GIVEN TASK: The records below are to be copied word for word, with every picture left out.

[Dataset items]
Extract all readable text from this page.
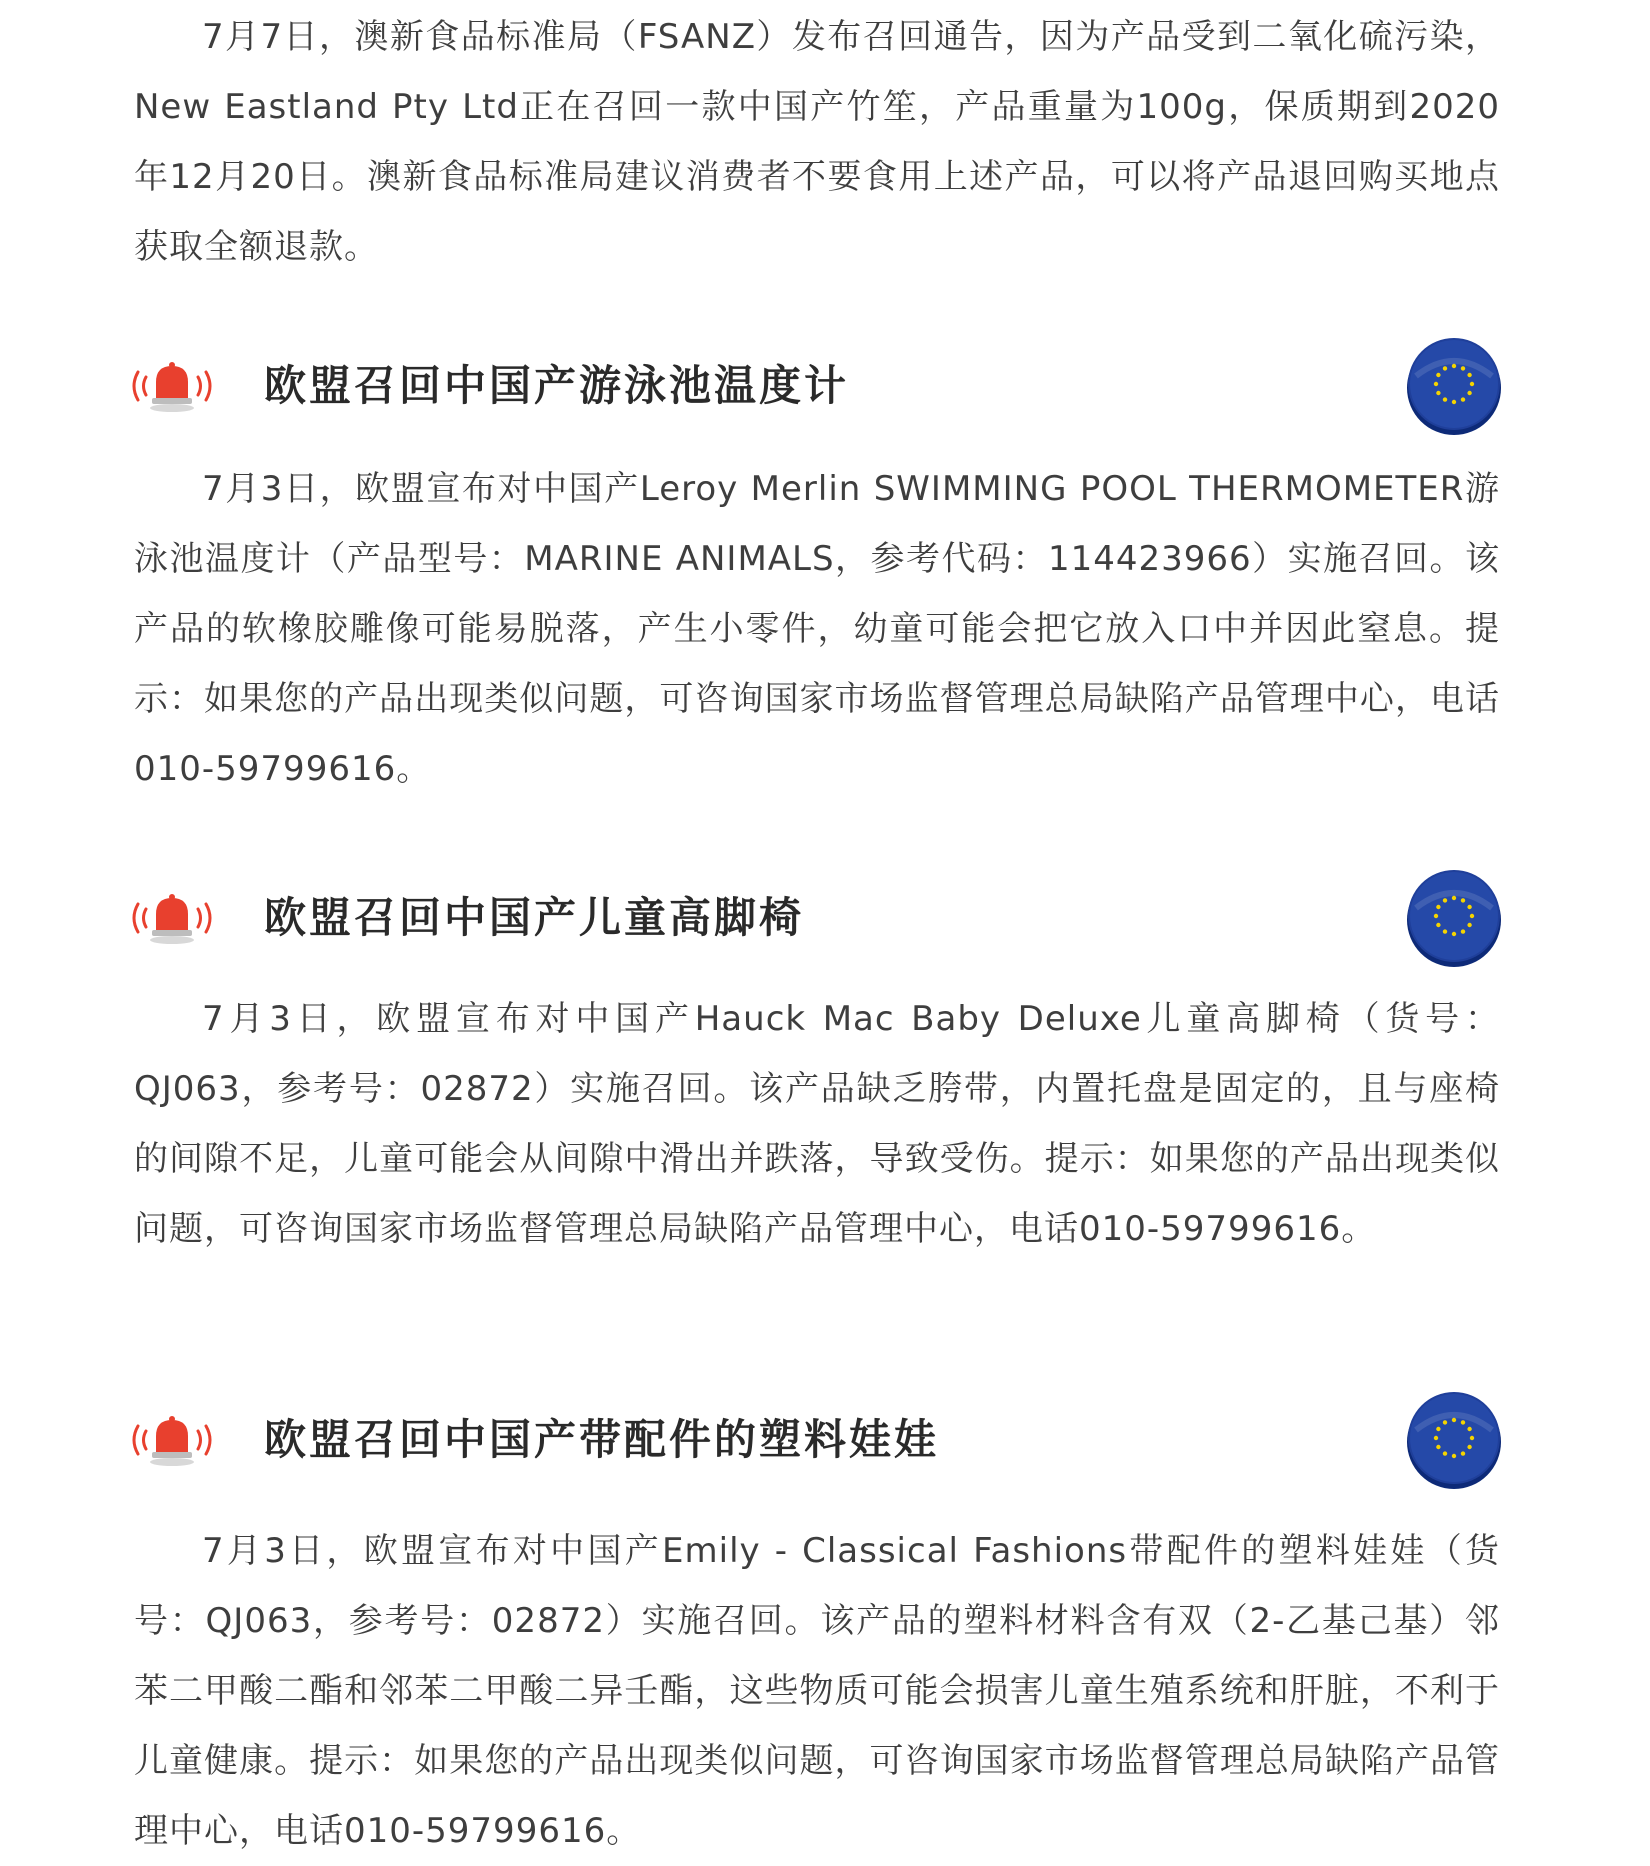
7月7日，澳新食品标准局（FSANZ）发布召回通告，因为产品受到二氧化硫污染，New Eastland Pty Ltd正在召回一款中国产竹笙，产品重量为100g，保质期到2020年12月20日。澳新食品标准局建议消费者不要食用上述产品，可以将产品退回购买地点获取全额退款。

欧盟召回中国产游泳池温度计

7月3日，欧盟宣布对中国产Leroy Merlin SWIMMING POOL THERMOMETER游泳池温度计（产品型号：MARINE ANIMALS，参考代码：114423966）实施召回。该产品的软橡胶雕像可能易脱落，产生小零件，幼童可能会把它放入口中并因此窒息。提示：如果您的产品出现类似问题，可咨询国家市场监督管理总局缺陷产品管理中心，电话010-59799616。

欧盟召回中国产儿童高脚椅

7月3日，欧盟宣布对中国产Hauck Mac Baby Deluxe儿童高脚椅（货号：QJ063，参考号：02872）实施召回。该产品缺乏胯带，内置托盘是固定的，且与座椅的间隙不足，儿童可能会从间隙中滑出并跌落，导致受伤。提示：如果您的产品出现类似问题，可咨询国家市场监督管理总局缺陷产品管理中心，电话010-59799616。

欧盟召回中国产带配件的塑料娃娃

7月3日，欧盟宣布对中国产Emily - Classical Fashions带配件的塑料娃娃（货号：QJ063，参考号：02872）实施召回。该产品的塑料材料含有双（2-乙基己基）邻苯二甲酸二酯和邻苯二甲酸二异壬酯，这些物质可能会损害儿童生殖系统和肝脏，不利于儿童健康。提示：如果您的产品出现类似问题，可咨询国家市场监督管理总局缺陷产品管理中心，电话010-59799616。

COMPLETE RESPONSE:
Extract all readable text from this page.
7月7日，澳新食品标准局（FSANZ）发布召回通告，因为产品受到二氧化硫污染，New Eastland Pty Ltd正在召回一款中国产竹笙，产品重量为100g，保质期到2020年12月20日。澳新食品标准局建议消费者不要食用上述产品，可以将产品退回购买地点获取全额退款。

欧盟召回中国产游泳池温度计

7月3日，欧盟宣布对中国产Leroy Merlin SWIMMING POOL THERMOMETER游泳池温度计（产品型号：MARINE ANIMALS，参考代码：114423966）实施召回。该产品的软橡胶雕像可能易脱落，产生小零件，幼童可能会把它放入口中并因此窒息。提示：如果您的产品出现类似问题，可咨询国家市场监督管理总局缺陷产品管理中心，电话010-59799616。

欧盟召回中国产儿童高脚椅

7月3日，欧盟宣布对中国产Hauck Mac Baby Deluxe儿童高脚椅（货号：QJ063，参考号：02872）实施召回。该产品缺乏胯带，内置托盘是固定的，且与座椅的间隙不足，儿童可能会从间隙中滑出并跌落，导致受伤。提示：如果您的产品出现类似问题，可咨询国家市场监督管理总局缺陷产品管理中心，电话010-59799616。

欧盟召回中国产带配件的塑料娃娃

7月3日，欧盟宣布对中国产Emily - Classical Fashions带配件的塑料娃娃（货号：QJ063，参考号：02872）实施召回。该产品的塑料材料含有双（2-乙基己基）邻苯二甲酸二酯和邻苯二甲酸二异壬酯，这些物质可能会损害儿童生殖系统和肝脏，不利于儿童健康。提示：如果您的产品出现类似问题，可咨询国家市场监督管理总局缺陷产品管理中心，电话010-59799616。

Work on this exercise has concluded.